◆ What is expected
Could you write out the records below exactly as they appear?

◆ Records from a data source
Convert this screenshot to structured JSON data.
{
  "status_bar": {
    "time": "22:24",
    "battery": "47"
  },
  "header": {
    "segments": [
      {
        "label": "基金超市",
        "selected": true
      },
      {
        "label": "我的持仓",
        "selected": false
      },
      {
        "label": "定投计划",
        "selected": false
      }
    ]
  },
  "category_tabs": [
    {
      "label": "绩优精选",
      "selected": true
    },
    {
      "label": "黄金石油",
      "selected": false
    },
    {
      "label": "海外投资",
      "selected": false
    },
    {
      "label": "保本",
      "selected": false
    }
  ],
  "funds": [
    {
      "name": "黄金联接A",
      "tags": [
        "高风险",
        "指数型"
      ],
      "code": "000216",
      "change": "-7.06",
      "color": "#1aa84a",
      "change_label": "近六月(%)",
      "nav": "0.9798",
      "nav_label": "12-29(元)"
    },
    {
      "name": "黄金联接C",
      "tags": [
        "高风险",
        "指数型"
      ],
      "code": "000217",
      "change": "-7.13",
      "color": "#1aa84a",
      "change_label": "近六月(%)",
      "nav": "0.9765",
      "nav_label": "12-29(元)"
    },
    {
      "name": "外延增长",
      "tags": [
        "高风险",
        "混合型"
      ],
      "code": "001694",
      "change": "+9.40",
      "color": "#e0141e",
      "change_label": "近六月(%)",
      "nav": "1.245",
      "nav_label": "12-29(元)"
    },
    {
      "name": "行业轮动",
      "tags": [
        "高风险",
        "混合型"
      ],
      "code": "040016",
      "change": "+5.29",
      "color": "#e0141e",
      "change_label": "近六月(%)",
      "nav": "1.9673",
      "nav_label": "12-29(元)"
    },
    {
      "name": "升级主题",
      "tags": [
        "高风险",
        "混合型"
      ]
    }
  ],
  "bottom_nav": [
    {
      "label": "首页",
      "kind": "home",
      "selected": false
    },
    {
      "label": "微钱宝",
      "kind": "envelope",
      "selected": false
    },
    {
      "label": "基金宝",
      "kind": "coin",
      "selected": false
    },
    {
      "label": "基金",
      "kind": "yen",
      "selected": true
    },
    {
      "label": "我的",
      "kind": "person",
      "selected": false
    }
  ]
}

◆ Right answer
Convert this screenshot to structured JSON data.
{
  "status_bar": {
    "time": "22:24",
    "battery": "47"
  },
  "header": {
    "segments": [
      {
        "label": "基金超市",
        "selected": true
      },
      {
        "label": "我的持仓",
        "selected": false
      },
      {
        "label": "定投计划",
        "selected": false
      }
    ]
  },
  "category_tabs": [
    {
      "label": "绩优精选",
      "selected": true
    },
    {
      "label": "黄金石油",
      "selected": false
    },
    {
      "label": "海外投资",
      "selected": false
    },
    {
      "label": "保本",
      "selected": false
    }
  ],
  "funds": [
    {
      "name": "黄金联接A",
      "tags": [
        "高风险",
        "指数型"
      ],
      "code": "000216",
      "change": "-7.06",
      "color": "#1aa84a",
      "change_label": "近六月(%)",
      "nav": "0.9798",
      "nav_label": "12-29(元)"
    },
    {
      "name": "黄金联接C",
      "tags": [
        "高风险",
        "指数型"
      ],
      "code": "000217",
      "change": "-7.13",
      "color": "#1aa84a",
      "change_label": "近六月(%)",
      "nav": "0.9765",
      "nav_label": "12-29(元)"
    },
    {
      "name": "外延增长",
      "tags": [
        "高风险",
        "混合型"
      ],
      "code": "001694",
      "change": "+9.40",
      "color": "#e0141e",
      "change_label": "近六月(%)",
      "nav": "1.245",
      "nav_label": "12-29(元)"
    },
    {
      "name": "行业轮动",
      "tags": [
        "高风险",
        "混合型"
      ],
      "code": "040016",
      "change": "+5.29",
      "color": "#e0141e",
      "change_label": "近六月(%)",
      "nav": "1.9673",
      "nav_label": "12-29(元)"
    },
    {
      "name": "升级主题",
      "tags": [
        "高风险",
        "混合型"
      ]
    }
  ],
  "bottom_nav": [
    {
      "label": "首页",
      "kind": "home",
      "selected": false
    },
    {
      "label": "微钱宝",
      "kind": "envelope",
      "selected": false
    },
    {
      "label": "基金宝",
      "kind": "coin",
      "selected": false
    },
    {
      "label": "基金",
      "kind": "yen",
      "selected": true
    },
    {
      "label": "我的",
      "kind": "person",
      "selected": false
    }
  ]
}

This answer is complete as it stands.